WHAT THIS TASK INVOLVES: Work out the number of lines in the listing that include the string "nhắn". Reply with that number alone.

### SOURCE RECORDS

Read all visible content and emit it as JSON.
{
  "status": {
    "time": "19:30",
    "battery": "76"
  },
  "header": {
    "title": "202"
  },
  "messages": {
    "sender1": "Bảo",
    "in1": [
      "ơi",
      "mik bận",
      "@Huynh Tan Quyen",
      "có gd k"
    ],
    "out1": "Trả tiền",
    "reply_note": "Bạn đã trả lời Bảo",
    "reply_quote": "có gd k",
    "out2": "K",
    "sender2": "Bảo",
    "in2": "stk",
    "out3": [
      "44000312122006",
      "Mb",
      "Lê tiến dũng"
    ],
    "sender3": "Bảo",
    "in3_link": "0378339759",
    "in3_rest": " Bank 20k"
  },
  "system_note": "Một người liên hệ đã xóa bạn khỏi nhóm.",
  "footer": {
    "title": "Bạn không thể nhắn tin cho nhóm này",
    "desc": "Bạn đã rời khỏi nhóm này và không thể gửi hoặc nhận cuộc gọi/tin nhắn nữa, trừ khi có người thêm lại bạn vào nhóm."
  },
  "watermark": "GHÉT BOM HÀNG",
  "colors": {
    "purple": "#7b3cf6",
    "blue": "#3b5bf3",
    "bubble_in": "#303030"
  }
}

######
### SOURCE RECORDS

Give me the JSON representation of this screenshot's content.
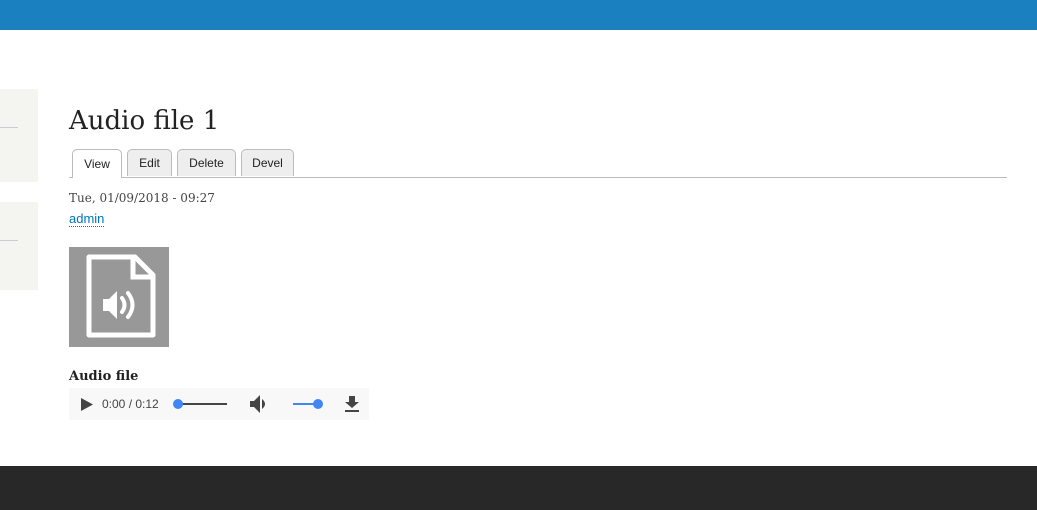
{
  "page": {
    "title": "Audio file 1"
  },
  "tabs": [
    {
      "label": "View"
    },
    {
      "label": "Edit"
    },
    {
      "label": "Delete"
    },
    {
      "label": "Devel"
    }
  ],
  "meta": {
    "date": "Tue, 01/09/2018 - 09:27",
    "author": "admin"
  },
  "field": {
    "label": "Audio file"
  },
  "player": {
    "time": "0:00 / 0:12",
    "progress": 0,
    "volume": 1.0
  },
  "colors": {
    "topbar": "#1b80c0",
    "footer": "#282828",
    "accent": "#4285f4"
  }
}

######

OUTPUT: 2